> **TASK DESCRIPTION**
Pull out every line containing the string "담당자가".

[Stored data]
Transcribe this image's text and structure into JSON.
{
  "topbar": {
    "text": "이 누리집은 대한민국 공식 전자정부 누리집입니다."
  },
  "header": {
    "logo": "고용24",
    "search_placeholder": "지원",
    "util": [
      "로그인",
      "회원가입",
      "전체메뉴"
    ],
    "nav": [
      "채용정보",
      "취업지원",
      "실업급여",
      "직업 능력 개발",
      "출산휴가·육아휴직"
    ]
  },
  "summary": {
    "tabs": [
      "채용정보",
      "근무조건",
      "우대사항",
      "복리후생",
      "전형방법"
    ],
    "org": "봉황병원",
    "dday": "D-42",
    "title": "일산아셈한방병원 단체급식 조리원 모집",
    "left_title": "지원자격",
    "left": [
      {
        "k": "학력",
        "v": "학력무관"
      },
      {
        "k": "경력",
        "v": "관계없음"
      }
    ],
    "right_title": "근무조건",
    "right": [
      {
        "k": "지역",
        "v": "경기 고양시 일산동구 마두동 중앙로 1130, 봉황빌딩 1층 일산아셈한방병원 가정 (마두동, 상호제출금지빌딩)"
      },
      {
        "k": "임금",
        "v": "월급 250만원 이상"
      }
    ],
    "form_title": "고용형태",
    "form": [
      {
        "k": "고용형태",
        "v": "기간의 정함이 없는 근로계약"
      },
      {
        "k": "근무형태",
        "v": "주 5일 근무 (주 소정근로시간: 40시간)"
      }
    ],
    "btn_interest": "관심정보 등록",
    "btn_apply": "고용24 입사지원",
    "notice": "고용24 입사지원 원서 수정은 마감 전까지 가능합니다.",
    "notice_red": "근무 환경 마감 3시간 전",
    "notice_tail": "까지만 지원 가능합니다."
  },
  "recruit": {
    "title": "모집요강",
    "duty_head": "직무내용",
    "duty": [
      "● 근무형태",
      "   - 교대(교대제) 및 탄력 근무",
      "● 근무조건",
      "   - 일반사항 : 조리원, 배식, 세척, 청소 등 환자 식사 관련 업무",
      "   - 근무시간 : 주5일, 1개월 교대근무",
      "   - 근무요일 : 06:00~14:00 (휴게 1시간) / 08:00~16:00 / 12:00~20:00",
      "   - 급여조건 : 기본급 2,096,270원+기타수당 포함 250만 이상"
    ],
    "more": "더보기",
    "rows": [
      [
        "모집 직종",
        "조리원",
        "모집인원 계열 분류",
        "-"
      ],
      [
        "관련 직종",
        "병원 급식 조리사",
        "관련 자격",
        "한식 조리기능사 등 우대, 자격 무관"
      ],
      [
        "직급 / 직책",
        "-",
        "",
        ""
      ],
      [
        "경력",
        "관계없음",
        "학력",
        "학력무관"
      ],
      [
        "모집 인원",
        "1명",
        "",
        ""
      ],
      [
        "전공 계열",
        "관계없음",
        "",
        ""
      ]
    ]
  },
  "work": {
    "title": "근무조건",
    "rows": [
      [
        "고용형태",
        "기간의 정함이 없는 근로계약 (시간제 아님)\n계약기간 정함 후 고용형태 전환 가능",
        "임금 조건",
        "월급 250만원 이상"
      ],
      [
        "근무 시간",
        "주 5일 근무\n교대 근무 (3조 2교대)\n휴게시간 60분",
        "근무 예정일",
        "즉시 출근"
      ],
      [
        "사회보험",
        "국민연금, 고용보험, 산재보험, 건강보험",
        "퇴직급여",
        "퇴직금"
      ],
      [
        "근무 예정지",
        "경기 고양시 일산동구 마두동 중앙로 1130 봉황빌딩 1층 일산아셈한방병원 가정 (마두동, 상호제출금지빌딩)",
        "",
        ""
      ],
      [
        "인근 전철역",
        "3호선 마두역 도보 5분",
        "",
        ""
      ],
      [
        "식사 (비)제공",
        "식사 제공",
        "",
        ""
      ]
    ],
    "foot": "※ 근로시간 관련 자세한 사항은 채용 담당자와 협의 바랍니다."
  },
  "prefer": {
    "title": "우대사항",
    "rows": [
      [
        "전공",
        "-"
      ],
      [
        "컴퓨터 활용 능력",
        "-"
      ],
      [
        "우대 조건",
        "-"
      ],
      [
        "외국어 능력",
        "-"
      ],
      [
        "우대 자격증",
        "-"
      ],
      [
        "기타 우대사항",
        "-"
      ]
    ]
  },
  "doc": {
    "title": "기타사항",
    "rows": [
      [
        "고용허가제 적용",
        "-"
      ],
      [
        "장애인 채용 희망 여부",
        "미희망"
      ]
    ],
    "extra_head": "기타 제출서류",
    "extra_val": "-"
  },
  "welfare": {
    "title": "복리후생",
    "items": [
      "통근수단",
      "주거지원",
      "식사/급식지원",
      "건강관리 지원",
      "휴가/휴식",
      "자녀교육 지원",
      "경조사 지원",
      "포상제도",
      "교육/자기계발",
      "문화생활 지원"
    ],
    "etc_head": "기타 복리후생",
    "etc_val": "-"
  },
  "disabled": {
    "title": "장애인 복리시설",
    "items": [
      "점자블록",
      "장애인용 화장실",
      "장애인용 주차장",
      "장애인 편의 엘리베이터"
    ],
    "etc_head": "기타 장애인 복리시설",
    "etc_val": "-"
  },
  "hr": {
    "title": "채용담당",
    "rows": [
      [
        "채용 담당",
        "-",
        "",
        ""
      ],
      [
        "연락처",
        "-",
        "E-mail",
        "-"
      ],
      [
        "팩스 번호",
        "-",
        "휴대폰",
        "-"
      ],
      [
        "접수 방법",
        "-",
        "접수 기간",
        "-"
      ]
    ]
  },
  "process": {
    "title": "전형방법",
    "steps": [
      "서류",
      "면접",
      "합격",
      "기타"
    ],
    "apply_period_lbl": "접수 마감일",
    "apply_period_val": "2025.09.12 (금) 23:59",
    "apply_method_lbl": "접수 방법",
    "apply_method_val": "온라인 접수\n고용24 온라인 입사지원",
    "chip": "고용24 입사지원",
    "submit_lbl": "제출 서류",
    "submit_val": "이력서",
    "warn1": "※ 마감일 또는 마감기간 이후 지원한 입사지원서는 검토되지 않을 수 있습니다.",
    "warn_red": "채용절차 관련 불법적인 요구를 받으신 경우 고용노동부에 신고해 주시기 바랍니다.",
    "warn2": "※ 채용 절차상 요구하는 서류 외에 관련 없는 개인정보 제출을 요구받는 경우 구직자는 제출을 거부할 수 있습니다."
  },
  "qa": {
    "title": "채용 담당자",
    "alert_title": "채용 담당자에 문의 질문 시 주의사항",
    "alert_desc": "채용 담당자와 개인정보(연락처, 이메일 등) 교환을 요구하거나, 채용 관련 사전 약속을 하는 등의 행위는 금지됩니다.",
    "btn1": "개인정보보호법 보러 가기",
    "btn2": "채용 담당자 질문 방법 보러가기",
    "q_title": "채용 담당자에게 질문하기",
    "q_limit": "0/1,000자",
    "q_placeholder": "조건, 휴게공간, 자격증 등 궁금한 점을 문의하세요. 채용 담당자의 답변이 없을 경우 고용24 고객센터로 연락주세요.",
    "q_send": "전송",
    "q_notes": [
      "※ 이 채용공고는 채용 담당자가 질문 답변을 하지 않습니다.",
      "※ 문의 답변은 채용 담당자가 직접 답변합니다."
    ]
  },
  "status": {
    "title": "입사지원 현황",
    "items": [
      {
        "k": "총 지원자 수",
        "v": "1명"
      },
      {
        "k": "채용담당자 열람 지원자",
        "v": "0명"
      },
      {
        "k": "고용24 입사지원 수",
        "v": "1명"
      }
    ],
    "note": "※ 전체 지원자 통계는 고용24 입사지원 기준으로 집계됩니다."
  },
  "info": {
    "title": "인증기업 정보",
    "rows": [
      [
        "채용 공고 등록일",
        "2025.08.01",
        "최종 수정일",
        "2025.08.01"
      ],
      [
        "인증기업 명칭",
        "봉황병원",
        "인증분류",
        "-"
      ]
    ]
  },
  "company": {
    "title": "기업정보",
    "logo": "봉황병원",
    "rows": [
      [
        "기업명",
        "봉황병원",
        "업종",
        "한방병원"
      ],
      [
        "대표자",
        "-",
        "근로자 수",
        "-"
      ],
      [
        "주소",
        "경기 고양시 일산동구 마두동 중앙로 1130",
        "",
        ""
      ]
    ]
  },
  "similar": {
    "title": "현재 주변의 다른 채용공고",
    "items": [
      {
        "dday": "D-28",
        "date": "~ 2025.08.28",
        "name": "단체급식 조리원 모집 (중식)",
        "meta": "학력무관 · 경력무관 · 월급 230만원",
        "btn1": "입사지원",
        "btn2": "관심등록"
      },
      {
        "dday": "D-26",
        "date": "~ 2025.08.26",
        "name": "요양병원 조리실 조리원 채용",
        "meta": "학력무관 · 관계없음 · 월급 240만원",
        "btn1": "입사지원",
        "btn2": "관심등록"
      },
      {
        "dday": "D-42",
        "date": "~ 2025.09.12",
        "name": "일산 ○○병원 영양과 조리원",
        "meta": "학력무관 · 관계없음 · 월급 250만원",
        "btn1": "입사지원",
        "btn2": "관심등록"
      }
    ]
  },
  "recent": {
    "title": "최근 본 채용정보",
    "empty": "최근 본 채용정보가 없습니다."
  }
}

> **RESPONSE TO THE TASK**
      "※ 이 채용공고는 채용 담당자가 질문 답변을 하지 않습니다.",
      "※ 문의 답변은 채용 담당자가 직접 답변합니다."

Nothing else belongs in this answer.